*Work to do:* Starting at the beginning of the records and stopping after the line that contains "candle-body [260,55,262,66]", rename "x-tick-label" to "x-axis tick label" and give those lines again with nothing else changed.

Labeled box records:
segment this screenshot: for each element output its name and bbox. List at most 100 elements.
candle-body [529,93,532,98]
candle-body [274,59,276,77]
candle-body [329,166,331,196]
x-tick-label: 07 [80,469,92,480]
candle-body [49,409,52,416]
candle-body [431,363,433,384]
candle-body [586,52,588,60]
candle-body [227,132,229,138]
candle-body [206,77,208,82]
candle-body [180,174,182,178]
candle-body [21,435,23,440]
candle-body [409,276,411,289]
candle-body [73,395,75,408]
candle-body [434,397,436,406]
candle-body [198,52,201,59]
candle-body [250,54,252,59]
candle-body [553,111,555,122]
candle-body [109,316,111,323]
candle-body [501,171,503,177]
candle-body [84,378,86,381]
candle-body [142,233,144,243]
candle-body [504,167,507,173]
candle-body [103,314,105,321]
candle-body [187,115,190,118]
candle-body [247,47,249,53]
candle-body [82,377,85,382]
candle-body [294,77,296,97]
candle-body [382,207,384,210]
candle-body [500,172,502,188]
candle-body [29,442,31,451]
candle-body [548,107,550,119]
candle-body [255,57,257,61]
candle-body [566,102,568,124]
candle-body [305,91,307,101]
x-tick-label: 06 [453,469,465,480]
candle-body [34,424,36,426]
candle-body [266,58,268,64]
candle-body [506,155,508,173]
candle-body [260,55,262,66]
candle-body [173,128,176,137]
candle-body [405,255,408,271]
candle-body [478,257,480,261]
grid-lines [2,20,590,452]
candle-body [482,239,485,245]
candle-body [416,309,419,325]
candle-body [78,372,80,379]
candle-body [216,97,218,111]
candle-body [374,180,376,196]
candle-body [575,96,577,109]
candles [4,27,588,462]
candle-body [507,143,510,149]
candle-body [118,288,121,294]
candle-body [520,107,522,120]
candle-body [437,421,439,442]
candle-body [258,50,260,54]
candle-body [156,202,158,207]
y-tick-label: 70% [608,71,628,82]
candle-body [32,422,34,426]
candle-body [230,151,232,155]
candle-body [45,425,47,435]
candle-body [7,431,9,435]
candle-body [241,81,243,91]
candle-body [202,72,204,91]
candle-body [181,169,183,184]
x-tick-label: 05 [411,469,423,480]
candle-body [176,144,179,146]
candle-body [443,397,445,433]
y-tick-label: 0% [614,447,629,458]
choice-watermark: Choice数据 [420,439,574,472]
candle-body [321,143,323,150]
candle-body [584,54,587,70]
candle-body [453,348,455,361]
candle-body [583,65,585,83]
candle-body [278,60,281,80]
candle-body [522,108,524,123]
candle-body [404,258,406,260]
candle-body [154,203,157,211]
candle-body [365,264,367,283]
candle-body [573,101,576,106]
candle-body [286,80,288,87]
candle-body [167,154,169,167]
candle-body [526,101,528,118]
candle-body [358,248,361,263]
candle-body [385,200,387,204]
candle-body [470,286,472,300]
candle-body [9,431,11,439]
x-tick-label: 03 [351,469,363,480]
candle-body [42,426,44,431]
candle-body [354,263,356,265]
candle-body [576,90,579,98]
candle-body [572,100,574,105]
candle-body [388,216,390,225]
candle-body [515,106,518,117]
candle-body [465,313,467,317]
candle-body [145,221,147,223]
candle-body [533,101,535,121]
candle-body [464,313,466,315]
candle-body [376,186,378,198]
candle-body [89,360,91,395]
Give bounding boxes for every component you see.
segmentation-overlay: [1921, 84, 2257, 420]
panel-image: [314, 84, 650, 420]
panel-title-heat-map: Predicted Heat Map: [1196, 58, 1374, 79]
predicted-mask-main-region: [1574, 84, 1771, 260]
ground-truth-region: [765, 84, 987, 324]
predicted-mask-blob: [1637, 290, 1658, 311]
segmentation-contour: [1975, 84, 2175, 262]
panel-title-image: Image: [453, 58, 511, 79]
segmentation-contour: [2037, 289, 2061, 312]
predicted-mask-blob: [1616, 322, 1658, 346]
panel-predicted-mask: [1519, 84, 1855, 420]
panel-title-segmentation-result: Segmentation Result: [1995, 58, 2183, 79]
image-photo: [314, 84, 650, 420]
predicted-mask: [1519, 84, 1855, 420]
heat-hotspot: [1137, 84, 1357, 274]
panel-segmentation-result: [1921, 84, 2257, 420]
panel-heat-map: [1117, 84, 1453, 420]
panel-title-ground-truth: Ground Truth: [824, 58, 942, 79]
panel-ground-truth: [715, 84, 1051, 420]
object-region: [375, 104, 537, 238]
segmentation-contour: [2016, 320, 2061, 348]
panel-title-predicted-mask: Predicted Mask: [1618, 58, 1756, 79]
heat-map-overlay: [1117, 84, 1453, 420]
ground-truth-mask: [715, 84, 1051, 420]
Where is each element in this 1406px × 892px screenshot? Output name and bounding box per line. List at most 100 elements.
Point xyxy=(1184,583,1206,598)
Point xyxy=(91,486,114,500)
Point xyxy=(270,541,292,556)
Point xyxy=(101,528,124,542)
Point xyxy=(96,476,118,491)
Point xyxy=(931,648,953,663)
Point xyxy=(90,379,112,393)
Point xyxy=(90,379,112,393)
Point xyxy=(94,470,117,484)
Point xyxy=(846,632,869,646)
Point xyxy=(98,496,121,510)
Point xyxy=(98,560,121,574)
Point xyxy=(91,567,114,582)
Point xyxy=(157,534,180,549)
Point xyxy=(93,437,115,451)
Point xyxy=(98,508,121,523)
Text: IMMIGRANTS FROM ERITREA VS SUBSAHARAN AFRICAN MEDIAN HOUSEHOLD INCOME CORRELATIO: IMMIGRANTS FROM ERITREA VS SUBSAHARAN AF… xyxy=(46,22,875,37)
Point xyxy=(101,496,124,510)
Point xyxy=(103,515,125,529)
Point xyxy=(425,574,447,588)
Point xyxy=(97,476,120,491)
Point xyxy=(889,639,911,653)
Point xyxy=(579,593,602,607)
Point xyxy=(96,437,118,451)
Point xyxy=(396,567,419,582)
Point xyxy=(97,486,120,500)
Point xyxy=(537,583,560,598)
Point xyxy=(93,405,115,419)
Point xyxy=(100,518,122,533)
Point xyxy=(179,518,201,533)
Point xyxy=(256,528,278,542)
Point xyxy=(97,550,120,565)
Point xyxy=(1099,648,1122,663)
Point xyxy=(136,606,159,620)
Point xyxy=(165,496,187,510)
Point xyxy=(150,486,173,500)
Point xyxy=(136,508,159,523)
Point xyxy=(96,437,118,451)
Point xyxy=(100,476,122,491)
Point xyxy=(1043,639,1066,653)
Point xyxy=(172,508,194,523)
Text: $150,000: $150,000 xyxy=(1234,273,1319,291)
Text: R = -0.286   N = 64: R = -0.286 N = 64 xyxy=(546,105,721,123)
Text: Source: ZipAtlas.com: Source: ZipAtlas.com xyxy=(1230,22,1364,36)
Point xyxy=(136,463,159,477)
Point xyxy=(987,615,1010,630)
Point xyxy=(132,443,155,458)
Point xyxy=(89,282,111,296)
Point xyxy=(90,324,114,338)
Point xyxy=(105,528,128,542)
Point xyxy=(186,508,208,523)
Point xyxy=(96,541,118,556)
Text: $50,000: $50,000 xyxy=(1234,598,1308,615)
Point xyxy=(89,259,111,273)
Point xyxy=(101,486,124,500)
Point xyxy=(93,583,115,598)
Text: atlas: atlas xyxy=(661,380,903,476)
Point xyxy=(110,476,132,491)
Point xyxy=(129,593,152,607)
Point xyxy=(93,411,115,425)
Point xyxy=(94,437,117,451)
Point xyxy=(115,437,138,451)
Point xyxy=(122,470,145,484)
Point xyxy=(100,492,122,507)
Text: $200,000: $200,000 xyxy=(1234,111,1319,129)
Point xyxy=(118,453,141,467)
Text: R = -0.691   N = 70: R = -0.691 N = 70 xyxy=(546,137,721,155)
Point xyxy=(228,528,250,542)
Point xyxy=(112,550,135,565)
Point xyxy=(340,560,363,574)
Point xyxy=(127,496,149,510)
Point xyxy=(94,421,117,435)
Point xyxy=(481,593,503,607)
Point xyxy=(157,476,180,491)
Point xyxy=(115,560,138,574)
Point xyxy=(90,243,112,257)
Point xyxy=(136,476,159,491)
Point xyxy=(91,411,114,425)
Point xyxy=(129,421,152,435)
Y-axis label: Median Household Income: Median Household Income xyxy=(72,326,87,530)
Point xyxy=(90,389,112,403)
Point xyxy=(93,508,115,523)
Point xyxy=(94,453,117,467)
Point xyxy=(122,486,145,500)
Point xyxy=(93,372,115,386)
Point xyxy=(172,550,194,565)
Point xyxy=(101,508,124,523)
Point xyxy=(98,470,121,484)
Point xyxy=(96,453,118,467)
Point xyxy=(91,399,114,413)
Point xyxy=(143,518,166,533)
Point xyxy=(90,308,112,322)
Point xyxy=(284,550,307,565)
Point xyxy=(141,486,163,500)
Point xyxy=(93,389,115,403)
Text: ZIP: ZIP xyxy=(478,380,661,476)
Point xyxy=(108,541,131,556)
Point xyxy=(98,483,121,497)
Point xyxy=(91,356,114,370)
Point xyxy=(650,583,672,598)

*Expected output:*
segment this screenshot: for each element output its name and bbox. List at most 100 elements.
candle-body [529,93,532,98]
candle-body [274,59,276,77]
candle-body [329,166,331,196]
x-axis tick label: 07 [80,469,92,480]
candle-body [49,409,52,416]
candle-body [431,363,433,384]
candle-body [586,52,588,60]
candle-body [227,132,229,138]
candle-body [206,77,208,82]
candle-body [180,174,182,178]
candle-body [21,435,23,440]
candle-body [409,276,411,289]
candle-body [73,395,75,408]
candle-body [434,397,436,406]
candle-body [198,52,201,59]
candle-body [250,54,252,59]
candle-body [553,111,555,122]
candle-body [109,316,111,323]
candle-body [501,171,503,177]
candle-body [84,378,86,381]
candle-body [142,233,144,243]
candle-body [504,167,507,173]
candle-body [103,314,105,321]
candle-body [187,115,190,118]
candle-body [247,47,249,53]
candle-body [82,377,85,382]
candle-body [294,77,296,97]
candle-body [382,207,384,210]
candle-body [500,172,502,188]
candle-body [29,442,31,451]
candle-body [548,107,550,119]
candle-body [255,57,257,61]
candle-body [566,102,568,124]
candle-body [305,91,307,101]
x-axis tick label: 06 [453,469,465,480]
candle-body [34,424,36,426]
candle-body [266,58,268,64]
candle-body [506,155,508,173]
candle-body [260,55,262,66]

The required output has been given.